▶ What is asked:
Retype the records that come next, word for word.

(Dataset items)
● ● ● ● ●

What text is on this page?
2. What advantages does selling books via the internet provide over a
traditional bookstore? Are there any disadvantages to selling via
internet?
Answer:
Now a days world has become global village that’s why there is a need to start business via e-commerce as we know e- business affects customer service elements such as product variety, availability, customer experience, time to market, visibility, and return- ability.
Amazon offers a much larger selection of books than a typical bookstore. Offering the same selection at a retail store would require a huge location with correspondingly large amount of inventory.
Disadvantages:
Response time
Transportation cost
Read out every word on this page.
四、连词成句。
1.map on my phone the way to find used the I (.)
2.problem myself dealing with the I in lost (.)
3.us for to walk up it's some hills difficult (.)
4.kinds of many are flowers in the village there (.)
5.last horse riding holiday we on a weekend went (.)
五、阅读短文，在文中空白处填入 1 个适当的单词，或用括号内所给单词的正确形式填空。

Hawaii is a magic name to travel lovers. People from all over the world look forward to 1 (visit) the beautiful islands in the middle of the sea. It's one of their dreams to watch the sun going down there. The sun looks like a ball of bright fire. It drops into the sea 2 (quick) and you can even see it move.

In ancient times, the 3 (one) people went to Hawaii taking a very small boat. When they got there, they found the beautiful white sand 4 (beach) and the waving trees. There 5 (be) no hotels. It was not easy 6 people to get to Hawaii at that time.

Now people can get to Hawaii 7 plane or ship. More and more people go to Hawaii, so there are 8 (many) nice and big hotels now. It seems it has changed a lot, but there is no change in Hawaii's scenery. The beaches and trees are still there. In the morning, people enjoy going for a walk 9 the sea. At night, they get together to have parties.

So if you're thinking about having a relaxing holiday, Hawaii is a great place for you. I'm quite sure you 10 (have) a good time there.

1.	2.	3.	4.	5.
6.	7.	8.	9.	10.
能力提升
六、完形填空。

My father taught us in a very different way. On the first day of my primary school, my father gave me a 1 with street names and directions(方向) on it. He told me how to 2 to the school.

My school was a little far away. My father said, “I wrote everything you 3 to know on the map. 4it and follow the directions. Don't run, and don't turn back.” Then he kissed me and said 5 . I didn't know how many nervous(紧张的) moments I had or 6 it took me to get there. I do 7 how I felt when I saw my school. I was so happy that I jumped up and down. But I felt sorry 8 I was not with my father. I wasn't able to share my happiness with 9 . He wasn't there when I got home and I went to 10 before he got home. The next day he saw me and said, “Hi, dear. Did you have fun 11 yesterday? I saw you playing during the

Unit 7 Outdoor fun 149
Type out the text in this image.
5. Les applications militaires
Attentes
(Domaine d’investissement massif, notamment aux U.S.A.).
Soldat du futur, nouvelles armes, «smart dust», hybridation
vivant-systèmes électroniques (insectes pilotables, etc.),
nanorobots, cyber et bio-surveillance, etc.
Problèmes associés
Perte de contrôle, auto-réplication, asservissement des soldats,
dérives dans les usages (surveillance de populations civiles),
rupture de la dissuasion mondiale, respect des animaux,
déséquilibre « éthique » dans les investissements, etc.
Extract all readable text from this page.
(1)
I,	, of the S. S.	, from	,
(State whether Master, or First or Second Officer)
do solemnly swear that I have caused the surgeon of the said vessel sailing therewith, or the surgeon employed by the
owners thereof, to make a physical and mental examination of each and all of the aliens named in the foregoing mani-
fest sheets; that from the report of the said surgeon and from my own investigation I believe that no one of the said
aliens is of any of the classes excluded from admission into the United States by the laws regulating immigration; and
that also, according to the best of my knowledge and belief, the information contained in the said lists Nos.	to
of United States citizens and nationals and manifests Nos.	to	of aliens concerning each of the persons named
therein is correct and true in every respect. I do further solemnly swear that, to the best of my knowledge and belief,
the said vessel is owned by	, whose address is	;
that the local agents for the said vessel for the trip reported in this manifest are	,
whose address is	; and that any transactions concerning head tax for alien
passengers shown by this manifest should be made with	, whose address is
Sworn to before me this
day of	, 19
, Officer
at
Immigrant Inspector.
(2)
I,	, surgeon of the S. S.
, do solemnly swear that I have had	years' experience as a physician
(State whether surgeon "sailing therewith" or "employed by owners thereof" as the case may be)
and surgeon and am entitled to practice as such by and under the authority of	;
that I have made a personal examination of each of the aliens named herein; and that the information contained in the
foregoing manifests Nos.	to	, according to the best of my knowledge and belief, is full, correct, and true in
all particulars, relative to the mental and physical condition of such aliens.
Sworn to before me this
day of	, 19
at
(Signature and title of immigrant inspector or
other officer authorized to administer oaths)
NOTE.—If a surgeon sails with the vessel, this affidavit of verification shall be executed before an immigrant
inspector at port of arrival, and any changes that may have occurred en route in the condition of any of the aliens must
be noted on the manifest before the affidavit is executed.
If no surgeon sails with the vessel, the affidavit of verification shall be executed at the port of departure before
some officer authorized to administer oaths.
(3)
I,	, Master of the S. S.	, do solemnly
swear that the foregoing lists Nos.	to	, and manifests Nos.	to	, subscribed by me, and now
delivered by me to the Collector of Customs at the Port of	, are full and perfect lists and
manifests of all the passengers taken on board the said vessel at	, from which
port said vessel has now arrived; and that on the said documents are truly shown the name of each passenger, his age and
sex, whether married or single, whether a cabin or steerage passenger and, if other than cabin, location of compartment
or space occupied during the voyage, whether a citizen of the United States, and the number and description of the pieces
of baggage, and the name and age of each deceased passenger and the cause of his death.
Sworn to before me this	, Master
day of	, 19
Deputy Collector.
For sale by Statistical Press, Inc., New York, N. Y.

● ● ● ● ●

▶ Answer to this problem:
What text is on this page?
2. What advantages does selling books via the internet provide over a
traditional bookstore? Are there any disadvantages to selling via
internet?
Answer:
Now a days world has become global village that’s why there is a need to start business via e-commerce as we know e- business affects customer service elements such as product variety, availability, customer experience, time to market, visibility, and return- ability.
Amazon offers a much larger selection of books than a typical bookstore. Offering the same selection at a retail store would require a huge location with correspondingly large amount of inventory.
Disadvantages:
Response time
Transportation cost
Read out every word on this page.
四、连词成句。
1.map on my phone the way to find used the I (.)
2.problem myself dealing with the I in lost (.)
3.us for to walk up it's some hills difficult (.)
4.kinds of many are flowers in the village there (.)
5.last horse riding holiday we on a weekend went (.)
五、阅读短文，在文中空白处填入 1 个适当的单词，或用括号内所给单词的正确形式填空。

Hawaii is a magic name to travel lovers. People from all over the world look forward to 1 (visit) the beautiful islands in the middle of the sea. It's one of their dreams to watch the sun going down there. The sun looks like a ball of bright fire. It drops into the sea 2 (quick) and you can even see it move.

In ancient times, the 3 (one) people went to Hawaii taking a very small boat. When they got there, they found the beautiful white sand 4 (beach) and the waving trees. There 5 (be) no hotels. It was not easy 6 people to get to Hawaii at that time.

Now people can get to Hawaii 7 plane or ship. More and more people go to Hawaii, so there are 8 (many) nice and big hotels now. It seems it has changed a lot, but there is no change in Hawaii's scenery. The beaches and trees are still there. In the morning, people enjoy going for a walk 9 the sea. At night, they get together to have parties.

So if you're thinking about having a relaxing holiday, Hawaii is a great place for you. I'm quite sure you 10 (have) a good time there.

1.	2.	3.	4.	5.
6.	7.	8.	9.	10.
能力提升
六、完形填空。

My father taught us in a very different way. On the first day of my primary school, my father gave me a 1 with street names and directions(方向) on it. He told me how to 2 to the school.

My school was a little far away. My father said, “I wrote everything you 3 to know on the map. 4it and follow the directions. Don't run, and don't turn back.” Then he kissed me and said 5 . I didn't know how many nervous(紧张的) moments I had or 6 it took me to get there. I do 7 how I felt when I saw my school. I was so happy that I jumped up and down. But I felt sorry 8 I was not with my father. I wasn't able to share my happiness with 9 . He wasn't there when I got home and I went to 10 before he got home. The next day he saw me and said, “Hi, dear. Did you have fun 11 yesterday? I saw you playing during the

Unit 7 Outdoor fun 149
Type out the text in this image.
5. Les applications militaires
Attentes
(Domaine d’investissement massif, notamment aux U.S.A.).
Soldat du futur, nouvelles armes, «smart dust», hybridation
vivant-systèmes électroniques (insectes pilotables, etc.),
nanorobots, cyber et bio-surveillance, etc.
Problèmes associés
Perte de contrôle, auto-réplication, asservissement des soldats,
dérives dans les usages (surveillance de populations civiles),
rupture de la dissuasion mondiale, respect des animaux,
déséquilibre « éthique » dans les investissements, etc.
Extract all readable text from this page.
(1)
I,	, of the S. S.	, from	,
(State whether Master, or First or Second Officer)
do solemnly swear that I have caused the surgeon of the said vessel sailing therewith, or the surgeon employed by the
owners thereof, to make a physical and mental examination of each and all of the aliens named in the foregoing mani-
fest sheets; that from the report of the said surgeon and from my own investigation I believe that no one of the said
aliens is of any of the classes excluded from admission into the United States by the laws regulating immigration; and
that also, according to the best of my knowledge and belief, the information contained in the said lists Nos.	to
of United States citizens and nationals and manifests Nos.	to	of aliens concerning each of the persons named
therein is correct and true in every respect. I do further solemnly swear that, to the best of my knowledge and belief,
the said vessel is owned by	, whose address is	;
that the local agents for the said vessel for the trip reported in this manifest are	,
whose address is	; and that any transactions concerning head tax for alien
passengers shown by this manifest should be made with	, whose address is
Sworn to before me this
day of	, 19
, Officer
at
Immigrant Inspector.
(2)
I,	, surgeon of the S. S.
, do solemnly swear that I have had	years' experience as a physician
(State whether surgeon "sailing therewith" or "employed by owners thereof" as the case may be)
and surgeon and am entitled to practice as such by and under the authority of	;
that I have made a personal examination of each of the aliens named herein; and that the information contained in the
foregoing manifests Nos.	to	, according to the best of my knowledge and belief, is full, correct, and true in
all particulars, relative to the mental and physical condition of such aliens.
Sworn to before me this
day of	, 19
at
(Signature and title of immigrant inspector or
other officer authorized to administer oaths)
NOTE.—If a surgeon sails with the vessel, this affidavit of verification shall be executed before an immigrant
inspector at port of arrival, and any changes that may have occurred en route in the condition of any of the aliens must
be noted on the manifest before the affidavit is executed.
If no surgeon sails with the vessel, the affidavit of verification shall be executed at the port of departure before
some officer authorized to administer oaths.
(3)
I,	, Master of the S. S.	, do solemnly
swear that the foregoing lists Nos.	to	, and manifests Nos.	to	, subscribed by me, and now
delivered by me to the Collector of Customs at the Port of	, are full and perfect lists and
manifests of all the passengers taken on board the said vessel at	, from which
port said vessel has now arrived; and that on the said documents are truly shown the name of each passenger, his age and
sex, whether married or single, whether a cabin or steerage passenger and, if other than cabin, location of compartment
or space occupied during the voyage, whether a citizen of the United States, and the number and description of the pieces
of baggage, and the name and age of each deceased passenger and the cause of his death.
Sworn to before me this	, Master
day of	, 19
Deputy Collector.
For sale by Statistical Press, Inc., New York, N. Y.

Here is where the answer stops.